Figure dataset records:
----

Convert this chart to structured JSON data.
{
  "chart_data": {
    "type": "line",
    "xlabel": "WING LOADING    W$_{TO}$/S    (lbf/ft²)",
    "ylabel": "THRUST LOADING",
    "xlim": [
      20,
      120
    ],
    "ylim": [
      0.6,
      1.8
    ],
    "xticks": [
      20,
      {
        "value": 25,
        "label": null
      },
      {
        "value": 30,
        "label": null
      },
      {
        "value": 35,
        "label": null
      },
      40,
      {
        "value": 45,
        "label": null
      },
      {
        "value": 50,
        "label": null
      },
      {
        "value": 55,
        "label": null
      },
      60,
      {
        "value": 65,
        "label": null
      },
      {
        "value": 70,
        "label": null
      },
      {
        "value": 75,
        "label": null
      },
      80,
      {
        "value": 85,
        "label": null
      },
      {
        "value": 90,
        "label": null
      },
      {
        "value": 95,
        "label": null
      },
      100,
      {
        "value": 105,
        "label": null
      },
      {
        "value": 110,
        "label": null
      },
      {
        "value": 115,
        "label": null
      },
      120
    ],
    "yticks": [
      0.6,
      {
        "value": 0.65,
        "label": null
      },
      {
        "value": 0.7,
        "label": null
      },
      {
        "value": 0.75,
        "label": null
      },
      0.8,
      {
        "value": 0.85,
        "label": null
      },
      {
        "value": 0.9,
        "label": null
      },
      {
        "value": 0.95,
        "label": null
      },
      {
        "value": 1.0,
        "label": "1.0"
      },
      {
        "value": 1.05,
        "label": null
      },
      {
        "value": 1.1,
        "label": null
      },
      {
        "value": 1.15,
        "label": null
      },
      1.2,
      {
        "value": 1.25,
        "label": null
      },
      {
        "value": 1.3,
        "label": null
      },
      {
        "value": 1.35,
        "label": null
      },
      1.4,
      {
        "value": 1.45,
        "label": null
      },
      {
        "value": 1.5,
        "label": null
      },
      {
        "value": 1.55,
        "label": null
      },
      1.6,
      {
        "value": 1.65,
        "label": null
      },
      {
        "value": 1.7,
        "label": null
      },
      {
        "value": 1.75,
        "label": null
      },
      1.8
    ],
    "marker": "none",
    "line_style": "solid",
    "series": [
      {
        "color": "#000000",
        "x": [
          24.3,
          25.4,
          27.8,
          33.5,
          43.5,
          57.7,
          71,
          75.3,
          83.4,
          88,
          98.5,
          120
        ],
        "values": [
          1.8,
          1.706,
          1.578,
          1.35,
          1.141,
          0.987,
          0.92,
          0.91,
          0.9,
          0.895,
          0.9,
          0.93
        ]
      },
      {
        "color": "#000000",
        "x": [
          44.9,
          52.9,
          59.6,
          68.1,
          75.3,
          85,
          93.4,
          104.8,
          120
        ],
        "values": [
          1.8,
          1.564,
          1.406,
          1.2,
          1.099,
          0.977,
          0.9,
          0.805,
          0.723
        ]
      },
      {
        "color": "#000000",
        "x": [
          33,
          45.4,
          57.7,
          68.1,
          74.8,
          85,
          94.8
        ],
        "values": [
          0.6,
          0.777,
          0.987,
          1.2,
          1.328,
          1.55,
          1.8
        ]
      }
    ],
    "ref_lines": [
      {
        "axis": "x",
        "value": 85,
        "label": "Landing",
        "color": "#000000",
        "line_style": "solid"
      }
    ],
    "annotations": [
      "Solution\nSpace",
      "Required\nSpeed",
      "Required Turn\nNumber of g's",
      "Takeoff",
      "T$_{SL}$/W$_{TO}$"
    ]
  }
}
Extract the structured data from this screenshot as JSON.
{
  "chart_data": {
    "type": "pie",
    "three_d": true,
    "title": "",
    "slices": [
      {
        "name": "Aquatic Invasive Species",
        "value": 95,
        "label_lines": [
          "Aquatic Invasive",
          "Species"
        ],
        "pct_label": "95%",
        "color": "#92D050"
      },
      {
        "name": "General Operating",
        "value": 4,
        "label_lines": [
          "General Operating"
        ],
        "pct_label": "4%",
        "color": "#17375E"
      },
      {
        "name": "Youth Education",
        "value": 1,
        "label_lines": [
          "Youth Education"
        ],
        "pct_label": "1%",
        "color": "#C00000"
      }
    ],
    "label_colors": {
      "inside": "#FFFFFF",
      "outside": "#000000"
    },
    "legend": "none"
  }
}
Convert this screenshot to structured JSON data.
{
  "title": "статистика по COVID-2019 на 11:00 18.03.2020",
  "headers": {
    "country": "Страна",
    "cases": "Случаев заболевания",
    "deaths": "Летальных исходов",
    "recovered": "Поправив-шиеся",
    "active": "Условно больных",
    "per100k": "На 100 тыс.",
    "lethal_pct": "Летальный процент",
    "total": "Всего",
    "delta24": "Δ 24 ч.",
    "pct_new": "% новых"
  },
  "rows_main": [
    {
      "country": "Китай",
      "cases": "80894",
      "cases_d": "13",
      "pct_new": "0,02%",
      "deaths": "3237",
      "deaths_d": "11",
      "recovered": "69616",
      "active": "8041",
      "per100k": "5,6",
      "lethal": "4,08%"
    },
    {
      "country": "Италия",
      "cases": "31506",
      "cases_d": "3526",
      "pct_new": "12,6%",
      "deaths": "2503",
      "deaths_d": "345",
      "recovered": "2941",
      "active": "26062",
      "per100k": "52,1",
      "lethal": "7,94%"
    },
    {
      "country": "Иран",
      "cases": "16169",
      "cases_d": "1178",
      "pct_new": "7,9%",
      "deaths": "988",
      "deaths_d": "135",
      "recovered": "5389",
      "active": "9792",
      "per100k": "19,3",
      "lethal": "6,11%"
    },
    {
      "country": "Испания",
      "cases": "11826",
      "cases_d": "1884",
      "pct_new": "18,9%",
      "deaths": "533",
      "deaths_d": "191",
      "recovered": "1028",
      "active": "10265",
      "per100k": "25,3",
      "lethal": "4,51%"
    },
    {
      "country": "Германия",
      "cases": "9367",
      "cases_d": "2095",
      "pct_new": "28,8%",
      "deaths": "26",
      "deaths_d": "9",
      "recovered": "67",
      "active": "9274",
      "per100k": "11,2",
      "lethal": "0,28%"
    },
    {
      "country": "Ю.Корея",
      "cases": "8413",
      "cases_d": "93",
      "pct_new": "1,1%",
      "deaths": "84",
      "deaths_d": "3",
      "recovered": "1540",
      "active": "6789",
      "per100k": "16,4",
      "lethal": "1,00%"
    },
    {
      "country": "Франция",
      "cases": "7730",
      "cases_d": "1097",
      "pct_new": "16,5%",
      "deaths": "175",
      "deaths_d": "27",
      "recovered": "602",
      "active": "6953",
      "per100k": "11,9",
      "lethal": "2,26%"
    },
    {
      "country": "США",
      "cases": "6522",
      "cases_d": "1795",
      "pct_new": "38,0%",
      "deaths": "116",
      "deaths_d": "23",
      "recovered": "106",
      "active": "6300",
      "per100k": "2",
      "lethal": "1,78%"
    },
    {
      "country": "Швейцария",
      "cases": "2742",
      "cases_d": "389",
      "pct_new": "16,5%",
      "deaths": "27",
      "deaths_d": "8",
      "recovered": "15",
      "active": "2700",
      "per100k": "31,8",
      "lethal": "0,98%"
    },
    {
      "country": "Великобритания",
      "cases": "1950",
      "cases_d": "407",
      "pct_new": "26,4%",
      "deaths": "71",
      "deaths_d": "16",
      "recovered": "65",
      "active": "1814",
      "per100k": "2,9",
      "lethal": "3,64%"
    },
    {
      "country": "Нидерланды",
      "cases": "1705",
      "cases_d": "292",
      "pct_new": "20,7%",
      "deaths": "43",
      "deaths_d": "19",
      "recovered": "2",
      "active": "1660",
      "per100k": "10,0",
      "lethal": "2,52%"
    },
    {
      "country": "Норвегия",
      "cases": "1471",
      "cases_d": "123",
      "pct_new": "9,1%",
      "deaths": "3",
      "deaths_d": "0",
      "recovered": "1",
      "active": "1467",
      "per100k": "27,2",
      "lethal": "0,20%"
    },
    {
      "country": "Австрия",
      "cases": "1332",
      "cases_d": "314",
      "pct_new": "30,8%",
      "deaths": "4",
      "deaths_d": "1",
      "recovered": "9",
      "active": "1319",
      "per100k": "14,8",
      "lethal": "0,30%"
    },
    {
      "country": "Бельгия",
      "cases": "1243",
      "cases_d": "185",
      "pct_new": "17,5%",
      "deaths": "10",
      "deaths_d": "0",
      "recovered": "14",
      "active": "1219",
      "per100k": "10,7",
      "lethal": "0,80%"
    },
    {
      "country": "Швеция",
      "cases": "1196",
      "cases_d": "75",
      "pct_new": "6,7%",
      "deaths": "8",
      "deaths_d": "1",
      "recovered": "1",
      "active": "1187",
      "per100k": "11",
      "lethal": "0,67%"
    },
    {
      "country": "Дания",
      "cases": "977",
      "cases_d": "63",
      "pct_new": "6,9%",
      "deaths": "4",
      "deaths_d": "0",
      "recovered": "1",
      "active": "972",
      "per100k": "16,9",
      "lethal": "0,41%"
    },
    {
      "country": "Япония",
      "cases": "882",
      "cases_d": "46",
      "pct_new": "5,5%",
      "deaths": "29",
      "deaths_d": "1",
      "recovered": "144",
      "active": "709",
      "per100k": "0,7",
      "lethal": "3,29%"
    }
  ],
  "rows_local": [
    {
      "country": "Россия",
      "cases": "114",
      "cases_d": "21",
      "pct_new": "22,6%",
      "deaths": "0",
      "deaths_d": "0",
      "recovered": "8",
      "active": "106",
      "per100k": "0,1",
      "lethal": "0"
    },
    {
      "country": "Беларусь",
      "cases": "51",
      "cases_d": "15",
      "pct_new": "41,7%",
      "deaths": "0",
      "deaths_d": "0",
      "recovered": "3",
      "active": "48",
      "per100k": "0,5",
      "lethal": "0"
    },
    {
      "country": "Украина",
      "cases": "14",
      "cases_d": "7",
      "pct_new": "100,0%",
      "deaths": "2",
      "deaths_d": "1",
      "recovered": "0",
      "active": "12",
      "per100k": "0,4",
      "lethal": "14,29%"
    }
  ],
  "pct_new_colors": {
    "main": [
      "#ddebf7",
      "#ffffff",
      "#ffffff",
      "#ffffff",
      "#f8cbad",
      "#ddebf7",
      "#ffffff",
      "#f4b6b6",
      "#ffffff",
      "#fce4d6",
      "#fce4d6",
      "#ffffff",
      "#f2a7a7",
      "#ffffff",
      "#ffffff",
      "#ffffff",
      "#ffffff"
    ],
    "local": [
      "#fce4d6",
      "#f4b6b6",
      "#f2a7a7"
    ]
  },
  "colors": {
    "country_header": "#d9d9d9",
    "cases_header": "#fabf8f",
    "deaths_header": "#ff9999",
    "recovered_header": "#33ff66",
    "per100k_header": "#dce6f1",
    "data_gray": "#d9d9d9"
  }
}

----

EXERCISE REQUIREMENTS => Please list every line of the records that contains "General".

COMPLETE OUTPUT =>
        "name": "General Operating",
          "General Operating"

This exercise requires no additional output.